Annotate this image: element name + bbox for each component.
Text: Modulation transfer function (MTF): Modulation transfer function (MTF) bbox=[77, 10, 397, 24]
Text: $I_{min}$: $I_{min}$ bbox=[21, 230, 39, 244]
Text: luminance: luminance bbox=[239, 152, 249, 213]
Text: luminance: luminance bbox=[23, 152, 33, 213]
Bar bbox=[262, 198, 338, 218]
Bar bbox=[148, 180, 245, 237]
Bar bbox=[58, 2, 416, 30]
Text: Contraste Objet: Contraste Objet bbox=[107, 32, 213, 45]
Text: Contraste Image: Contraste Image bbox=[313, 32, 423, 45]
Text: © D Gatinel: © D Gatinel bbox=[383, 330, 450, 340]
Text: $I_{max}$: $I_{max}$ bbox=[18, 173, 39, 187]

:: EXERCISE INSTRUCTIONS ::
Reproduce every line of the records above, character for character, in the order given.

:: WRITTEN SOLUTION ::
Annotate this image: element name + bbox for each component.
Text: Modulation transfer function (MTF): Modulation transfer function (MTF) bbox=[77, 10, 397, 24]
Text: $I_{min}$: $I_{min}$ bbox=[21, 230, 39, 244]
Text: luminance: luminance bbox=[239, 152, 249, 213]
Text: luminance: luminance bbox=[23, 152, 33, 213]
Bar bbox=[262, 198, 338, 218]
Bar bbox=[148, 180, 245, 237]
Bar bbox=[58, 2, 416, 30]
Text: Contraste Objet: Contraste Objet bbox=[107, 32, 213, 45]
Text: Contraste Image: Contraste Image bbox=[313, 32, 423, 45]
Text: © D Gatinel: © D Gatinel bbox=[383, 330, 450, 340]
Text: $I_{max}$: $I_{max}$ bbox=[18, 173, 39, 187]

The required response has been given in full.